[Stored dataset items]
------------------------------------------------------------------------
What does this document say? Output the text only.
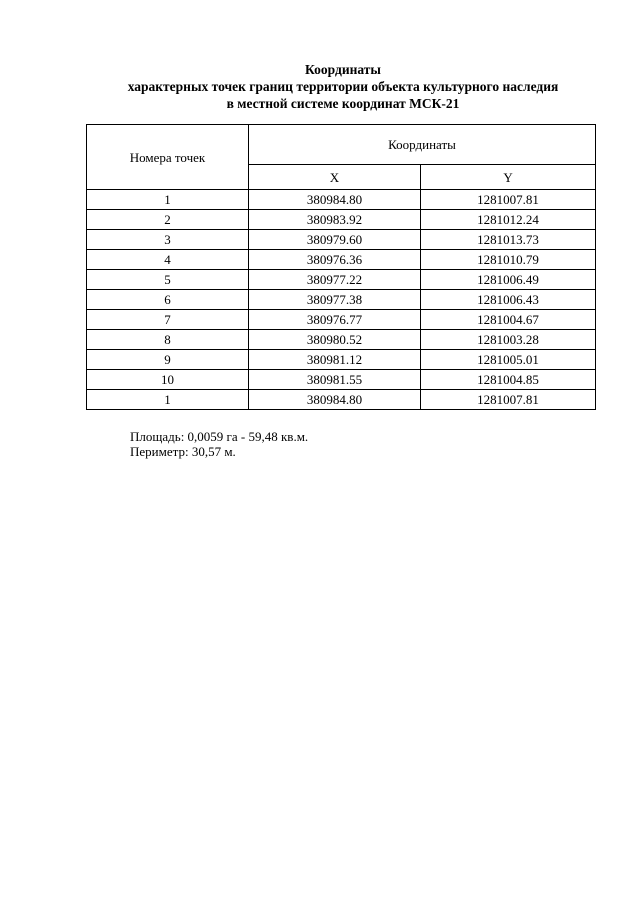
Координаты
характерных точек границ территории объекта культурного наследия
в местной системе координат МСК-21
Номера точек	Координаты	
	X	Y
1	380984.80	1281007.81
2	380983.92	1281012.24
3	380979.60	1281013.73
4	380976.36	1281010.79
5	380977.22	1281006.49
6	380977.38	1281006.43
7	380976.77	1281004.67
8	380980.52	1281003.28
9	380981.12	1281005.01
10	380981.55	1281004.85
1	380984.80	1281007.81
Площадь: 0,0059 га - 59,48 кв.м.
Периметр: 30,57 м.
------------------------------------------------------------------------
- **STATED TASK**
Return each line from the material above exactly, but not the pictures.

- **ANSWER TO THIS PROBLEM**
What does this document say? Output the text only.
Координаты
характерных точек границ территории объекта культурного наследия
в местной системе координат МСК-21
Номера точек	Координаты	
	X	Y
1	380984.80	1281007.81
2	380983.92	1281012.24
3	380979.60	1281013.73
4	380976.36	1281010.79
5	380977.22	1281006.49
6	380977.38	1281006.43
7	380976.77	1281004.67
8	380980.52	1281003.28
9	380981.12	1281005.01
10	380981.55	1281004.85
1	380984.80	1281007.81
Площадь: 0,0059 га - 59,48 кв.м.
Периметр: 30,57 м.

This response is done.